● **WHAT TO PRODUCE**: Exactly reproduce all the records, keeping pictures out of the copy.

● **DATA**:
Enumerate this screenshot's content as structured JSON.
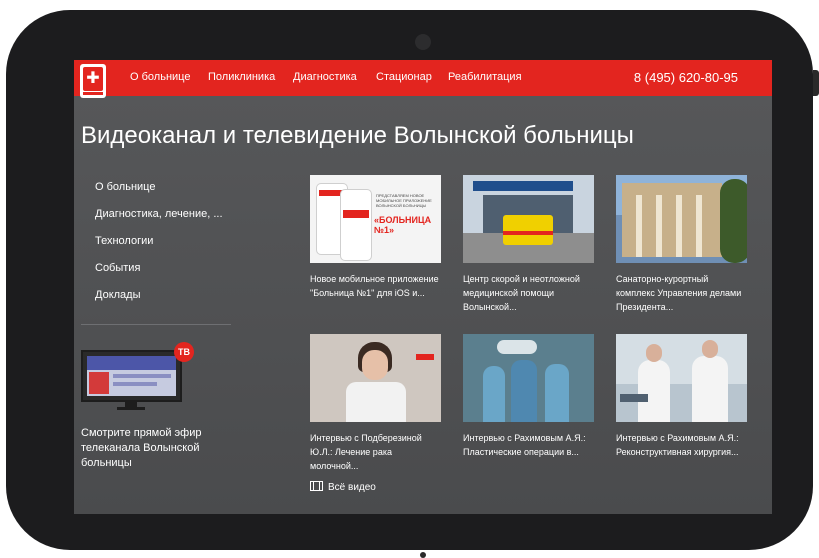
{
  "nav": {
    "items": [
      {
        "label": "О больнице"
      },
      {
        "label": "Поликлиника"
      },
      {
        "label": "Диагностика"
      },
      {
        "label": "Стационар"
      },
      {
        "label": "Реабилитация"
      }
    ],
    "phone": "8 (495) 620-80-95"
  },
  "page": {
    "title": "Видеоканал и телевидение Волынской больницы"
  },
  "sidebar": {
    "items": [
      {
        "label": "О больнице"
      },
      {
        "label": "Диагностика, лечение, ..."
      },
      {
        "label": "Технологии"
      },
      {
        "label": "События"
      },
      {
        "label": "Доклады"
      }
    ]
  },
  "live": {
    "badge": "ТВ",
    "text": "Смотрите прямой эфир телеканала Волынской больницы"
  },
  "videos": [
    {
      "caption": "Новое мобильное приложение \"Больница №1\" для iOS и..."
    },
    {
      "caption": "Центр скорой и неотложной медицинской помощи Волынской..."
    },
    {
      "caption": "Санаторно-курортный комплекс Управления делами Президента..."
    },
    {
      "caption": "Интервью с Подберезиной Ю.Л.: Лечение рака молочной..."
    },
    {
      "caption": "Интервью с Рахимовым А.Я.: Пластические операции в..."
    },
    {
      "caption": "Интервью с Рахимовым А.Я.: Реконструктивная хирургия..."
    }
  ],
  "thumb_texts": {
    "app_promo_small": "ПРЕДСТАВЛЯЕМ НОВОЕ МОБИЛЬНОЕ ПРИЛОЖЕНИЕ ВОЛЫНСКОЙ БОЛЬНИЦЫ",
    "app_promo_big": "«БОЛЬНИЦА №1»"
  },
  "all_videos_label": "Всё видео",
  "colors": {
    "accent_red": "#e3251f",
    "screen_background": "#4a4b4d",
    "tablet_bezel": "#1c1c1e"
  },
  "icons": {
    "logo": "hospital-cross-shield",
    "all_videos": "film-icon"
  }
}
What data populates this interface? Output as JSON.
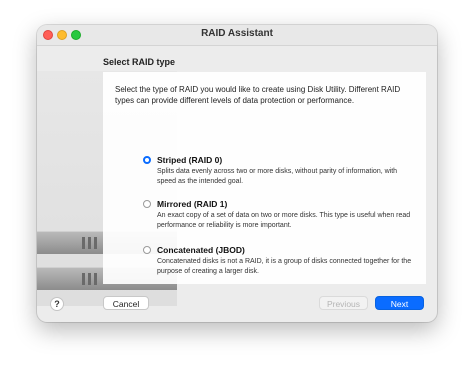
{
  "window": {
    "title": "RAID Assistant"
  },
  "section_title": "Select RAID type",
  "intro": "Select the type of RAID you would like to create using Disk Utility. Different RAID types can provide different levels of data protection or performance.",
  "options": [
    {
      "label": "Striped (RAID 0)",
      "description": "Splits data evenly across two or more disks, without parity of information, with speed as the intended goal.",
      "selected": true
    },
    {
      "label": "Mirrored (RAID 1)",
      "description": "An exact copy of a set of data on two or more disks. This type is useful when read performance or reliability is more important.",
      "selected": false
    },
    {
      "label": "Concatenated (JBOD)",
      "description": "Concatenated disks is not a RAID, it is a group of disks connected together for the purpose of creating a larger disk.",
      "selected": false
    }
  ],
  "footer": {
    "help_label": "?",
    "cancel_label": "Cancel",
    "previous_label": "Previous",
    "next_label": "Next"
  },
  "colors": {
    "accent": "#0a6cff",
    "close": "#ff5f57",
    "minimize": "#febc2e",
    "maximize": "#28c840"
  },
  "icons": {
    "drive_illustration": "hard-drive-enclosure"
  }
}
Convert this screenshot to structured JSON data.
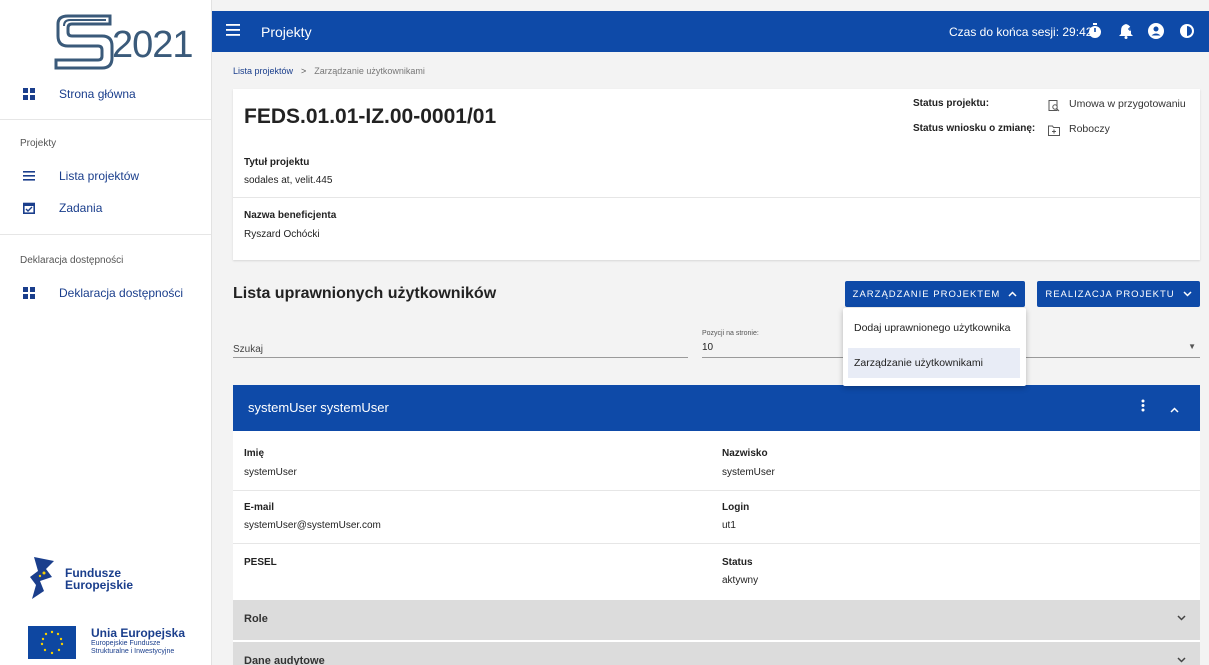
{
  "sidebar": {
    "logo_year": "2021",
    "items": [
      {
        "label": "Strona główna",
        "icon": "dashboard-icon"
      },
      {
        "label": "Lista projektów",
        "icon": "list-icon"
      },
      {
        "label": "Zadania",
        "icon": "task-icon"
      },
      {
        "label": "Deklaracja dostępności",
        "icon": "dashboard-icon"
      }
    ],
    "sections": [
      "Projekty",
      "Deklaracja dostępności"
    ],
    "funds_logo": {
      "line1": "Fundusze",
      "line2": "Europejskie"
    },
    "eu_logo": {
      "line1": "Unia Europejska",
      "line2": "Europejskie Fundusze",
      "line3": "Strukturalne i Inwestycyjne"
    }
  },
  "topbar": {
    "title": "Projekty",
    "session_label": "Czas do końca sesji: 29:42",
    "icons": [
      "timer-icon",
      "notifications-icon",
      "account-icon",
      "contrast-icon"
    ],
    "bg_color": "#0e4aa8"
  },
  "breadcrumb": {
    "link": "Lista projektów",
    "separator": ">",
    "current": "Zarządzanie użytkownikami"
  },
  "project": {
    "id": "FEDS.01.01-IZ.00-0001/01",
    "status_label": "Status projektu:",
    "status_value": "Umowa w przygotowaniu",
    "change_label": "Status wniosku o zmianę:",
    "change_value": "Roboczy",
    "title_label": "Tytuł projektu",
    "title_value": "sodales at, velit.445",
    "beneficiary_label": "Nazwa beneficjenta",
    "beneficiary_value": "Ryszard Ochócki"
  },
  "list": {
    "title": "Lista uprawnionych użytkowników",
    "btn_manage": "ZARZĄDZANIE PROJEKTEM",
    "btn_realization": "REALIZACJA PROJEKTU",
    "search_placeholder": "Szukaj",
    "per_page_label": "Pozycji na stronie:",
    "per_page_value": "10"
  },
  "dropdown": {
    "items": [
      "Dodaj uprawnionego użytkownika",
      "Zarządzanie użytkownikami"
    ]
  },
  "user": {
    "header": "systemUser systemUser",
    "fields": {
      "first_name_label": "Imię",
      "first_name": "systemUser",
      "last_name_label": "Nazwisko",
      "last_name": "systemUser",
      "email_label": "E-mail",
      "email": "systemUser@systemUser.com",
      "login_label": "Login",
      "login": "ut1",
      "pesel_label": "PESEL",
      "pesel": "",
      "status_label": "Status",
      "status": "aktywny"
    },
    "sections": [
      "Role",
      "Dane audytowe"
    ]
  }
}
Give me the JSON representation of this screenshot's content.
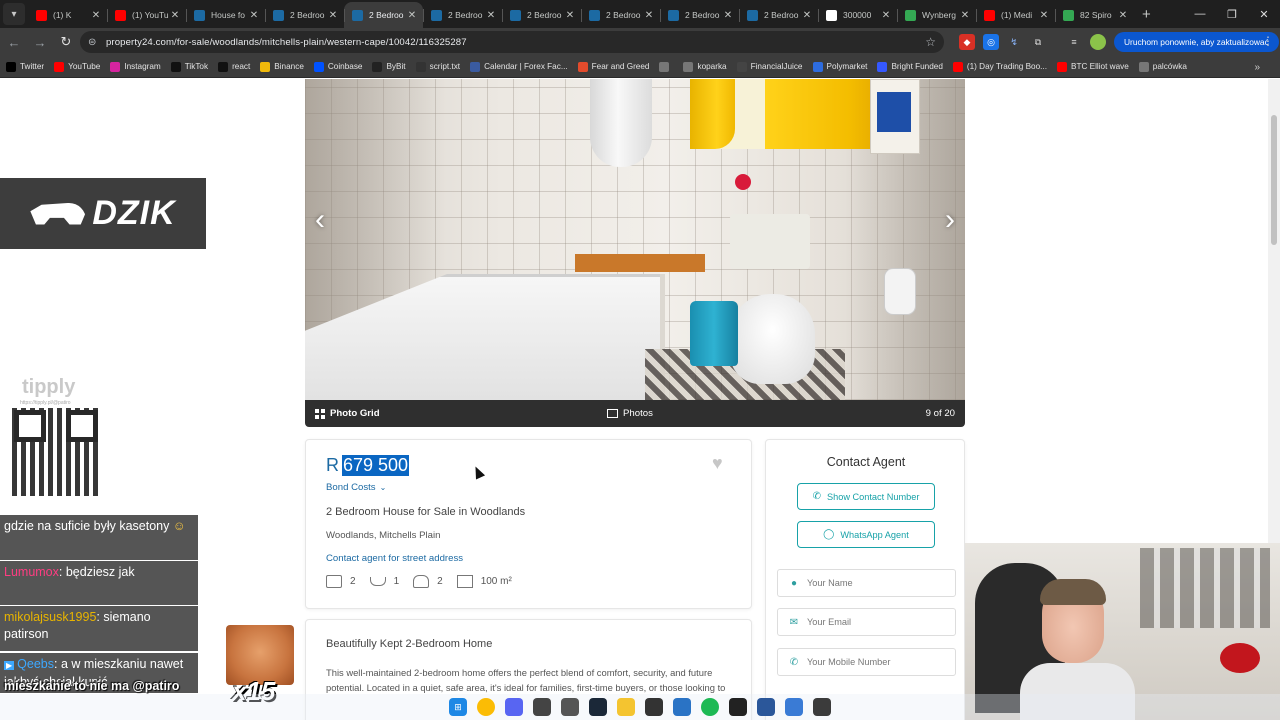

● **RESULT BELOW**:
Enumerate this screenshot's content as structured JSON.
{
  "nav": {
    "items": [
      {
        "label": "О больнице"
      },
      {
        "label": "Поликлиника"
      },
      {
        "label": "Диагностика"
      },
      {
        "label": "Стационар"
      },
      {
        "label": "Реабилитация"
      }
    ],
    "phone": "8 (495) 620-80-95"
  },
  "page": {
    "title": "Видеоканал и телевидение Волынской больницы"
  },
  "sidebar": {
    "items": [
      {
        "label": "О больнице"
      },
      {
        "label": "Диагностика, лечение, ..."
      },
      {
        "label": "Технологии"
      },
      {
        "label": "События"
      },
      {
        "label": "Доклады"
      }
    ]
  },
  "live": {
    "badge": "ТВ",
    "text": "Смотрите прямой эфир телеканала Волынской больницы"
  },
  "videos": [
    {
      "caption": "Новое мобильное приложение \"Больница №1\" для iOS и..."
    },
    {
      "caption": "Центр скорой и неотложной медицинской помощи Волынской..."
    },
    {
      "caption": "Санаторно-курортный комплекс Управления делами Президента..."
    },
    {
      "caption": "Интервью с Подберезиной Ю.Л.: Лечение рака молочной..."
    },
    {
      "caption": "Интервью с Рахимовым А.Я.: Пластические операции в..."
    },
    {
      "caption": "Интервью с Рахимовым А.Я.: Реконструктивная хирургия..."
    }
  ],
  "thumb_texts": {
    "app_promo_small": "ПРЕДСТАВЛЯЕМ НОВОЕ МОБИЛЬНОЕ ПРИЛОЖЕНИЕ ВОЛЫНСКОЙ БОЛЬНИЦЫ",
    "app_promo_big": "«БОЛЬНИЦА №1»"
  },
  "all_videos_label": "Всё видео",
  "colors": {
    "accent_red": "#e3251f",
    "screen_background": "#4a4b4d",
    "tablet_bezel": "#1c1c1e"
  },
  "icons": {
    "logo": "hospital-cross-shield",
    "all_videos": "film-icon"
  }
}
What data populates this interface? Output as JSON.
{
  "window": {
    "title": "RAID Assistant"
  },
  "section_title": "Select RAID type",
  "intro": "Select the type of RAID you would like to create using Disk Utility. Different RAID types can provide different levels of data protection or performance.",
  "options": [
    {
      "label": "Striped (RAID 0)",
      "description": "Splits data evenly across two or more disks, without parity of information, with speed as the intended goal.",
      "selected": true
    },
    {
      "label": "Mirrored (RAID 1)",
      "description": "An exact copy of a set of data on two or more disks. This type is useful when read performance or reliability is more important.",
      "selected": false
    },
    {
      "label": "Concatenated (JBOD)",
      "description": "Concatenated disks is not a RAID, it is a group of disks connected together for the purpose of creating a larger disk.",
      "selected": false
    }
  ],
  "footer": {
    "help_label": "?",
    "cancel_label": "Cancel",
    "previous_label": "Previous",
    "next_label": "Next"
  },
  "colors": {
    "accent": "#0a6cff",
    "close": "#ff5f57",
    "minimize": "#febc2e",
    "maximize": "#28c840"
  },
  "icons": {
    "drive_illustration": "hard-drive-enclosure"
  }
}
Convert this screenshot to structured JSON data.
{
  "sidebar": {
    "logo_year": "2021",
    "items": [
      {
        "label": "Strona główna",
        "icon": "dashboard-icon"
      },
      {
        "label": "Lista projektów",
        "icon": "list-icon"
      },
      {
        "label": "Zadania",
        "icon": "task-icon"
      },
      {
        "label": "Deklaracja dostępności",
        "icon": "dashboard-icon"
      }
    ],
    "sections": [
      "Projekty",
      "Deklaracja dostępności"
    ],
    "funds_logo": {
      "line1": "Fundusze",
      "line2": "Europejskie"
    },
    "eu_logo": {
      "line1": "Unia Europejska",
      "line2": "Europejskie Fundusze",
      "line3": "Strukturalne i Inwestycyjne"
    }
  },
  "topbar": {
    "title": "Projekty",
    "session_label": "Czas do końca sesji: 29:42",
    "icons": [
      "timer-icon",
      "notifications-icon",
      "account-icon",
      "contrast-icon"
    ],
    "bg_color": "#0e4aa8"
  },
  "breadcrumb": {
    "link": "Lista projektów",
    "separator": ">",
    "current": "Zarządzanie użytkownikami"
  },
  "project": {
    "id": "FEDS.01.01-IZ.00-0001/01",
    "status_label": "Status projektu:",
    "status_value": "Umowa w przygotowaniu",
    "change_label": "Status wniosku o zmianę:",
    "change_value": "Roboczy",
    "title_label": "Tytuł projektu",
    "title_value": "sodales at, velit.445",
    "beneficiary_label": "Nazwa beneficjenta",
    "beneficiary_value": "Ryszard Ochócki"
  },
  "list": {
    "title": "Lista uprawnionych użytkowników",
    "btn_manage": "ZARZĄDZANIE PROJEKTEM",
    "btn_realization": "REALIZACJA PROJEKTU",
    "search_placeholder": "Szukaj",
    "per_page_label": "Pozycji na stronie:",
    "per_page_value": "10"
  },
  "dropdown": {
    "items": [
      "Dodaj uprawnionego użytkownika",
      "Zarządzanie użytkownikami"
    ]
  },
  "user": {
    "header": "systemUser systemUser",
    "fields": {
      "first_name_label": "Imię",
      "first_name": "systemUser",
      "last_name_label": "Nazwisko",
      "last_name": "systemUser",
      "email_label": "E-mail",
      "email": "systemUser@systemUser.com",
      "login_label": "Login",
      "login": "ut1",
      "pesel_label": "PESEL",
      "pesel": "",
      "status_label": "Status",
      "status": "aktywny"
    },
    "sections": [
      "Role",
      "Dane audytowe"
    ]
  }
}
Give me the JSON representation of this screenshot's content.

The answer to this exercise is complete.